**Short task**
Check each line of the data for "timecode" and select those that have it.
───── Data section
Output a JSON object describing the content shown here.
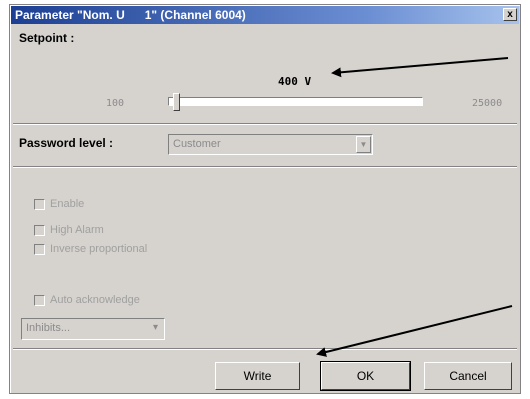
{
  "window": {
    "title": "Parameter \"Nom. U      1\" (Channel 6004)",
    "close_label": "x"
  },
  "setpoint": {
    "label": "Setpoint :",
    "value": "400 V",
    "min_label": "100",
    "max_label": "25000",
    "value_fraction": 0.012
  },
  "password_level": {
    "label": "Password level :",
    "selected": "Customer",
    "arrow": "▼"
  },
  "options": [
    {
      "label": "Enable"
    },
    {
      "label": "High Alarm"
    },
    {
      "label": "Inverse proportional"
    }
  ],
  "auto_acknowledge": {
    "label": "Auto acknowledge",
    "select_value": "Inhibits...",
    "arrow": "▾"
  },
  "buttons": {
    "write": "Write",
    "ok": "OK",
    "cancel": "Cancel"
  },
  "annotation_arrows": [
    {
      "name": "setpoint-arrow"
    },
    {
      "name": "ok-arrow"
    }
  ]
}
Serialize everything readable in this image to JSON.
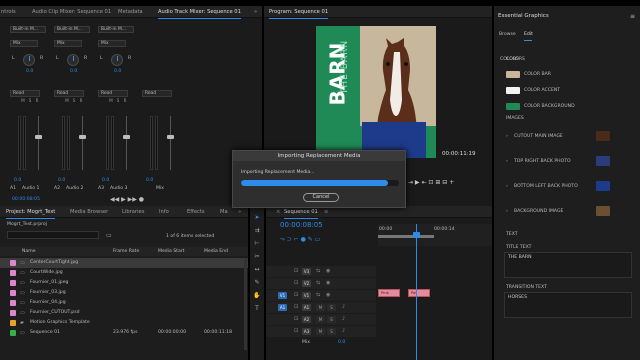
{
  "mixer_tabs": [
    "ntrols",
    "Audio Clip Mixer: Sequence 01",
    "Metadata",
    "Audio Track Mixer: Sequence 01"
  ],
  "mixer": {
    "menu": "»",
    "channels": [
      {
        "input": "Built-in M...",
        "mix": "Mix",
        "pan": "0.0",
        "auto": "Read",
        "vol": "0.0",
        "id": "A1",
        "name": "Audio 1"
      },
      {
        "input": "Built-in M...",
        "mix": "Mix",
        "pan": "0.0",
        "auto": "Read",
        "vol": "0.0",
        "id": "A2",
        "name": "Audio 2"
      },
      {
        "input": "Built-in M...",
        "mix": "Mix",
        "pan": "0.0",
        "auto": "Read",
        "vol": "0.0",
        "id": "A3",
        "name": "Audio 3"
      },
      {
        "input": "",
        "mix": "",
        "pan": "",
        "auto": "Read",
        "vol": "0.0",
        "id": "",
        "name": "Mix"
      }
    ],
    "l": "L",
    "r": "R",
    "btns": [
      "M",
      "S",
      "R"
    ],
    "timecode": "00:00:08:05"
  },
  "program": {
    "tab": "Program: Sequence 01",
    "text1": "BARN",
    "text2": "THE BARN",
    "timecode": "00:00:11:19"
  },
  "eg": {
    "title": "Essential Graphics",
    "menu": "≡",
    "tabs": [
      "Browse",
      "Edit"
    ],
    "colors_label": "COLORS",
    "colors": [
      {
        "name": "COLOR BAR",
        "hex": "#c8b59a"
      },
      {
        "name": "COLOR ACCENT",
        "hex": "#f2f2f2"
      },
      {
        "name": "COLOR BACKGROUND",
        "hex": "#1f8a55"
      }
    ],
    "images_label": "IMAGES",
    "images": [
      {
        "name": "CUTOUT MAIN IMAGE"
      },
      {
        "name": "TOP RIGHT BACK PHOTO"
      },
      {
        "name": "BOTTOM LEFT BACK PHOTO"
      },
      {
        "name": "BACKGROUND IMAGE"
      }
    ],
    "text_label": "TEXT",
    "title_label": "TITLE TEXT",
    "title_value": "THE BARN",
    "trans_label": "TRANSITION TEXT",
    "trans_value": "HORSES"
  },
  "dialog": {
    "title": "Importing Replacement Media",
    "message": "Importing Replacement Media...",
    "cancel": "Cancel",
    "progress": 0.93
  },
  "project": {
    "tabs": [
      "Project: Mogrt_Text",
      "Media Browser",
      "Libraries",
      "Info",
      "Effects",
      "Ma"
    ],
    "menu": "»",
    "file": "Mogrt_Text.prproj",
    "selected": "1 of 6 items selected",
    "columns": [
      "Name",
      "Frame Rate",
      "Media Start",
      "Media End"
    ],
    "rows": [
      {
        "name": "CenterCourtTight.jpg",
        "fr": "",
        "start": "",
        "end": "",
        "color": "#e084cf"
      },
      {
        "name": "CourtWide.jpg",
        "fr": "",
        "start": "",
        "end": "",
        "color": "#e084cf"
      },
      {
        "name": "Fournier_01.jpeg",
        "fr": "",
        "start": "",
        "end": "",
        "color": "#e084cf"
      },
      {
        "name": "Fournier_03.jpg",
        "fr": "",
        "start": "",
        "end": "",
        "color": "#e084cf"
      },
      {
        "name": "Fournier_04.jpg",
        "fr": "",
        "start": "",
        "end": "",
        "color": "#e084cf"
      },
      {
        "name": "Fournier_CUTOUT.psd",
        "fr": "",
        "start": "",
        "end": "",
        "color": "#e084cf"
      },
      {
        "name": "Motion Graphics Template",
        "fr": "",
        "start": "",
        "end": "",
        "color": "#e6a12a"
      },
      {
        "name": "Sequence 01",
        "fr": "23.976 fps",
        "start": "00:00:00:00",
        "end": "00:00:11:18",
        "color": "#35b04f"
      }
    ]
  },
  "timeline": {
    "tab": "Sequence 01",
    "menu": "≡",
    "timecode": "00:00:08:05",
    "ruler": [
      "00:00",
      "00:00:14"
    ],
    "tracks": [
      {
        "id": "V3"
      },
      {
        "id": "V2"
      },
      {
        "id": "V1",
        "src": "V1"
      },
      {
        "id": "A1",
        "src": "A1"
      },
      {
        "id": "A2"
      },
      {
        "id": "A3"
      }
    ],
    "mix_label": "Mix",
    "mix_value": "0.0",
    "clip1": "Pink",
    "clip2": "Pat"
  }
}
──────────
**Answer**
    "timecode": "00:00:08:05"
    "timecode": "00:00:11:19"
    "timecode": "00:00:08:05",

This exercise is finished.